• Stored items:
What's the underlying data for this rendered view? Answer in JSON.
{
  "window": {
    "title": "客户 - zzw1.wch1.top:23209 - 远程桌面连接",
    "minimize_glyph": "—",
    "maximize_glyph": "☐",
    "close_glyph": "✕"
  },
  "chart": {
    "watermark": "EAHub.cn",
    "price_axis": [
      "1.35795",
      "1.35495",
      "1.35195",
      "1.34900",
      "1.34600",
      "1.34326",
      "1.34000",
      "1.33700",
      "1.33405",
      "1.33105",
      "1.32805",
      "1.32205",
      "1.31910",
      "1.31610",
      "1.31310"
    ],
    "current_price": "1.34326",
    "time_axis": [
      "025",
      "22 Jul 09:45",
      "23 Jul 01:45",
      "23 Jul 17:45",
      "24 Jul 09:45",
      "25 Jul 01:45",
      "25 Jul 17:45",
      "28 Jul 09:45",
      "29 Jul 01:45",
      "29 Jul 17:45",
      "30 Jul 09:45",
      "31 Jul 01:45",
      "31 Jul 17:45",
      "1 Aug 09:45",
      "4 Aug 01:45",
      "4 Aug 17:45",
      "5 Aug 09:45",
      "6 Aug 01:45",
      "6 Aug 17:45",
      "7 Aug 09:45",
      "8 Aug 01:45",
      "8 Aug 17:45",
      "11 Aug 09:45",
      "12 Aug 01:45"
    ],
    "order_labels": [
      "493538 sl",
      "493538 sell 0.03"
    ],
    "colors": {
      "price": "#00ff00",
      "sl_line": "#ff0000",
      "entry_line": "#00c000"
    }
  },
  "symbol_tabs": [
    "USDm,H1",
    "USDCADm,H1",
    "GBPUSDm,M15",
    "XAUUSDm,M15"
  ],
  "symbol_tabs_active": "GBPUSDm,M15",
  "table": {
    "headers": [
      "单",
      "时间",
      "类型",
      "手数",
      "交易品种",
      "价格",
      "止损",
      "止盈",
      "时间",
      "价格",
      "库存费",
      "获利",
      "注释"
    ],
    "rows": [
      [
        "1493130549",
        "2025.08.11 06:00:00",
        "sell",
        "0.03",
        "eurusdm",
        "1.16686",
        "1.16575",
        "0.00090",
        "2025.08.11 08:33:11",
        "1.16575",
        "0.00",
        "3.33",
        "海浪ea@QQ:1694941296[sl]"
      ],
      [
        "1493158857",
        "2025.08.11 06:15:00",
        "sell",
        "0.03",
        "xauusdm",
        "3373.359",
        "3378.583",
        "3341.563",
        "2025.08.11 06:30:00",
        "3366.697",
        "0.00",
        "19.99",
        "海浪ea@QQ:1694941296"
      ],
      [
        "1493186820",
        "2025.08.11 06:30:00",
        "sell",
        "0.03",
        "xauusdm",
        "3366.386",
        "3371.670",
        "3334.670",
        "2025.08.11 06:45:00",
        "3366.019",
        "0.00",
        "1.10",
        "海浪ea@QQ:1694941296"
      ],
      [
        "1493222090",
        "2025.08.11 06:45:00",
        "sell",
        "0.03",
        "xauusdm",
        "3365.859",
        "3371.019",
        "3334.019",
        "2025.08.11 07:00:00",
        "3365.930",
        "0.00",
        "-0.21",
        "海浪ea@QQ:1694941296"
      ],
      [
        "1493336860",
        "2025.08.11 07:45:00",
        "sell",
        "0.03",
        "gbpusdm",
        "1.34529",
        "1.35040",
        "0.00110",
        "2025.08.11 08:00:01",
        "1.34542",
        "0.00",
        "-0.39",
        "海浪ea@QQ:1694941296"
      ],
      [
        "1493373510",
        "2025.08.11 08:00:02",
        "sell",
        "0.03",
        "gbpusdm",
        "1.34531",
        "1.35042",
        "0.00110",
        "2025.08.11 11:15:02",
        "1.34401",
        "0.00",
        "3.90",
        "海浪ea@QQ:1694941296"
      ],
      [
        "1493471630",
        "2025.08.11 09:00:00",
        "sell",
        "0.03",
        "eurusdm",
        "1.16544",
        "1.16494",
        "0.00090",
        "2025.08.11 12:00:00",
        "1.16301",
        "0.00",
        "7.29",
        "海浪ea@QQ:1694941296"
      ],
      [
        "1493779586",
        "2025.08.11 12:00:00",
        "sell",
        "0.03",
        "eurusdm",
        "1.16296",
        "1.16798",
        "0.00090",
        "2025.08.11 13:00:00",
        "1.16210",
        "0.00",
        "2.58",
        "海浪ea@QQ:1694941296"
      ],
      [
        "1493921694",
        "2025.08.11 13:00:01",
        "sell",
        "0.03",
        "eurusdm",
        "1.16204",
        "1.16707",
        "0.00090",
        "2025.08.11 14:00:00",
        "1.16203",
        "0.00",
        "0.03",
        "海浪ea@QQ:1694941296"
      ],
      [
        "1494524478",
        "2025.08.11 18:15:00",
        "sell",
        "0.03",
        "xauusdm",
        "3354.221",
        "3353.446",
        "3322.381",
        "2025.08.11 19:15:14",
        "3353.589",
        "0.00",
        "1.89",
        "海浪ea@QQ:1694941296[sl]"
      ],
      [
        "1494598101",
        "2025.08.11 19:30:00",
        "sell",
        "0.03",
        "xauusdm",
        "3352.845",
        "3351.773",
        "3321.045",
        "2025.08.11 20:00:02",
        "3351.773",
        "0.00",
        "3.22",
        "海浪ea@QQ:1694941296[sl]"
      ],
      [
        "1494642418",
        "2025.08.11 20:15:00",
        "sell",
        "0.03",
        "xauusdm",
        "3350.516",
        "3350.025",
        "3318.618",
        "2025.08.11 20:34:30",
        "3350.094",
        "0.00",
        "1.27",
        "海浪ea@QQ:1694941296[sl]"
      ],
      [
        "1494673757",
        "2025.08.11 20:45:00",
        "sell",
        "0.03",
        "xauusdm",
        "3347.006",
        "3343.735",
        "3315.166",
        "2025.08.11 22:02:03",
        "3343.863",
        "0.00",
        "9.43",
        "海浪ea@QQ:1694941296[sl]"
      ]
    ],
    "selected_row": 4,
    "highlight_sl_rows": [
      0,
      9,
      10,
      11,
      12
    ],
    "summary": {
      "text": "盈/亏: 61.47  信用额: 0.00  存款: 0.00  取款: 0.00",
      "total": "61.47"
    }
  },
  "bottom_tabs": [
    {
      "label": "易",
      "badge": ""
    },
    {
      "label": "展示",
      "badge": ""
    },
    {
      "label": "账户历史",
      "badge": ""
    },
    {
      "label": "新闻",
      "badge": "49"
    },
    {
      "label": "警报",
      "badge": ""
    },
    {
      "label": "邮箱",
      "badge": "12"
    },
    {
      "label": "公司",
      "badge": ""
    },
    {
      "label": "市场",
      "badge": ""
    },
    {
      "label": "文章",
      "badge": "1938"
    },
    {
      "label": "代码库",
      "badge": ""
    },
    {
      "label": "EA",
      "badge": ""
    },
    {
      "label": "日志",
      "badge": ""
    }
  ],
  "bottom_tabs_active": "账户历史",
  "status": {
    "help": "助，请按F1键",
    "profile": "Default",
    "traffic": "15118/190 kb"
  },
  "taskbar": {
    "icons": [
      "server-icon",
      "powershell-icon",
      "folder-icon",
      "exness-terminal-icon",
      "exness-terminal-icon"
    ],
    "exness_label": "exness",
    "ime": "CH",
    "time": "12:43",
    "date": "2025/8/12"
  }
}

• WORK TO BE COMPLETED:
Give all the entries again exactly; leave none out.

• PROBLEM SOLUTION:
What's the underlying data for this rendered view? Answer in JSON.
{
  "window": {
    "title": "客户 - zzw1.wch1.top:23209 - 远程桌面连接",
    "minimize_glyph": "—",
    "maximize_glyph": "☐",
    "close_glyph": "✕"
  },
  "chart": {
    "watermark": "EAHub.cn",
    "price_axis": [
      "1.35795",
      "1.35495",
      "1.35195",
      "1.34900",
      "1.34600",
      "1.34326",
      "1.34000",
      "1.33700",
      "1.33405",
      "1.33105",
      "1.32805",
      "1.32205",
      "1.31910",
      "1.31610",
      "1.31310"
    ],
    "current_price": "1.34326",
    "time_axis": [
      "025",
      "22 Jul 09:45",
      "23 Jul 01:45",
      "23 Jul 17:45",
      "24 Jul 09:45",
      "25 Jul 01:45",
      "25 Jul 17:45",
      "28 Jul 09:45",
      "29 Jul 01:45",
      "29 Jul 17:45",
      "30 Jul 09:45",
      "31 Jul 01:45",
      "31 Jul 17:45",
      "1 Aug 09:45",
      "4 Aug 01:45",
      "4 Aug 17:45",
      "5 Aug 09:45",
      "6 Aug 01:45",
      "6 Aug 17:45",
      "7 Aug 09:45",
      "8 Aug 01:45",
      "8 Aug 17:45",
      "11 Aug 09:45",
      "12 Aug 01:45"
    ],
    "order_labels": [
      "493538 sl",
      "493538 sell 0.03"
    ],
    "colors": {
      "price": "#00ff00",
      "sl_line": "#ff0000",
      "entry_line": "#00c000"
    }
  },
  "symbol_tabs": [
    "USDm,H1",
    "USDCADm,H1",
    "GBPUSDm,M15",
    "XAUUSDm,M15"
  ],
  "symbol_tabs_active": "GBPUSDm,M15",
  "table": {
    "headers": [
      "单",
      "时间",
      "类型",
      "手数",
      "交易品种",
      "价格",
      "止损",
      "止盈",
      "时间",
      "价格",
      "库存费",
      "获利",
      "注释"
    ],
    "rows": [
      [
        "1493130549",
        "2025.08.11 06:00:00",
        "sell",
        "0.03",
        "eurusdm",
        "1.16686",
        "1.16575",
        "0.00090",
        "2025.08.11 08:33:11",
        "1.16575",
        "0.00",
        "3.33",
        "海浪ea@QQ:1694941296[sl]"
      ],
      [
        "1493158857",
        "2025.08.11 06:15:00",
        "sell",
        "0.03",
        "xauusdm",
        "3373.359",
        "3378.583",
        "3341.563",
        "2025.08.11 06:30:00",
        "3366.697",
        "0.00",
        "19.99",
        "海浪ea@QQ:1694941296"
      ],
      [
        "1493186820",
        "2025.08.11 06:30:00",
        "sell",
        "0.03",
        "xauusdm",
        "3366.386",
        "3371.670",
        "3334.670",
        "2025.08.11 06:45:00",
        "3366.019",
        "0.00",
        "1.10",
        "海浪ea@QQ:1694941296"
      ],
      [
        "1493222090",
        "2025.08.11 06:45:00",
        "sell",
        "0.03",
        "xauusdm",
        "3365.859",
        "3371.019",
        "3334.019",
        "2025.08.11 07:00:00",
        "3365.930",
        "0.00",
        "-0.21",
        "海浪ea@QQ:1694941296"
      ],
      [
        "1493336860",
        "2025.08.11 07:45:00",
        "sell",
        "0.03",
        "gbpusdm",
        "1.34529",
        "1.35040",
        "0.00110",
        "2025.08.11 08:00:01",
        "1.34542",
        "0.00",
        "-0.39",
        "海浪ea@QQ:1694941296"
      ],
      [
        "1493373510",
        "2025.08.11 08:00:02",
        "sell",
        "0.03",
        "gbpusdm",
        "1.34531",
        "1.35042",
        "0.00110",
        "2025.08.11 11:15:02",
        "1.34401",
        "0.00",
        "3.90",
        "海浪ea@QQ:1694941296"
      ],
      [
        "1493471630",
        "2025.08.11 09:00:00",
        "sell",
        "0.03",
        "eurusdm",
        "1.16544",
        "1.16494",
        "0.00090",
        "2025.08.11 12:00:00",
        "1.16301",
        "0.00",
        "7.29",
        "海浪ea@QQ:1694941296"
      ],
      [
        "1493779586",
        "2025.08.11 12:00:00",
        "sell",
        "0.03",
        "eurusdm",
        "1.16296",
        "1.16798",
        "0.00090",
        "2025.08.11 13:00:00",
        "1.16210",
        "0.00",
        "2.58",
        "海浪ea@QQ:1694941296"
      ],
      [
        "1493921694",
        "2025.08.11 13:00:01",
        "sell",
        "0.03",
        "eurusdm",
        "1.16204",
        "1.16707",
        "0.00090",
        "2025.08.11 14:00:00",
        "1.16203",
        "0.00",
        "0.03",
        "海浪ea@QQ:1694941296"
      ],
      [
        "1494524478",
        "2025.08.11 18:15:00",
        "sell",
        "0.03",
        "xauusdm",
        "3354.221",
        "3353.446",
        "3322.381",
        "2025.08.11 19:15:14",
        "3353.589",
        "0.00",
        "1.89",
        "海浪ea@QQ:1694941296[sl]"
      ],
      [
        "1494598101",
        "2025.08.11 19:30:00",
        "sell",
        "0.03",
        "xauusdm",
        "3352.845",
        "3351.773",
        "3321.045",
        "2025.08.11 20:00:02",
        "3351.773",
        "0.00",
        "3.22",
        "海浪ea@QQ:1694941296[sl]"
      ],
      [
        "1494642418",
        "2025.08.11 20:15:00",
        "sell",
        "0.03",
        "xauusdm",
        "3350.516",
        "3350.025",
        "3318.618",
        "2025.08.11 20:34:30",
        "3350.094",
        "0.00",
        "1.27",
        "海浪ea@QQ:1694941296[sl]"
      ],
      [
        "1494673757",
        "2025.08.11 20:45:00",
        "sell",
        "0.03",
        "xauusdm",
        "3347.006",
        "3343.735",
        "3315.166",
        "2025.08.11 22:02:03",
        "3343.863",
        "0.00",
        "9.43",
        "海浪ea@QQ:1694941296[sl]"
      ]
    ],
    "selected_row": 4,
    "highlight_sl_rows": [
      0,
      9,
      10,
      11,
      12
    ],
    "summary": {
      "text": "盈/亏: 61.47  信用额: 0.00  存款: 0.00  取款: 0.00",
      "total": "61.47"
    }
  },
  "bottom_tabs": [
    {
      "label": "易",
      "badge": ""
    },
    {
      "label": "展示",
      "badge": ""
    },
    {
      "label": "账户历史",
      "badge": ""
    },
    {
      "label": "新闻",
      "badge": "49"
    },
    {
      "label": "警报",
      "badge": ""
    },
    {
      "label": "邮箱",
      "badge": "12"
    },
    {
      "label": "公司",
      "badge": ""
    },
    {
      "label": "市场",
      "badge": ""
    },
    {
      "label": "文章",
      "badge": "1938"
    },
    {
      "label": "代码库",
      "badge": ""
    },
    {
      "label": "EA",
      "badge": ""
    },
    {
      "label": "日志",
      "badge": ""
    }
  ],
  "bottom_tabs_active": "账户历史",
  "status": {
    "help": "助，请按F1键",
    "profile": "Default",
    "traffic": "15118/190 kb"
  },
  "taskbar": {
    "icons": [
      "server-icon",
      "powershell-icon",
      "folder-icon",
      "exness-terminal-icon",
      "exness-terminal-icon"
    ],
    "exness_label": "exness",
    "ime": "CH",
    "time": "12:43",
    "date": "2025/8/12"
  }
}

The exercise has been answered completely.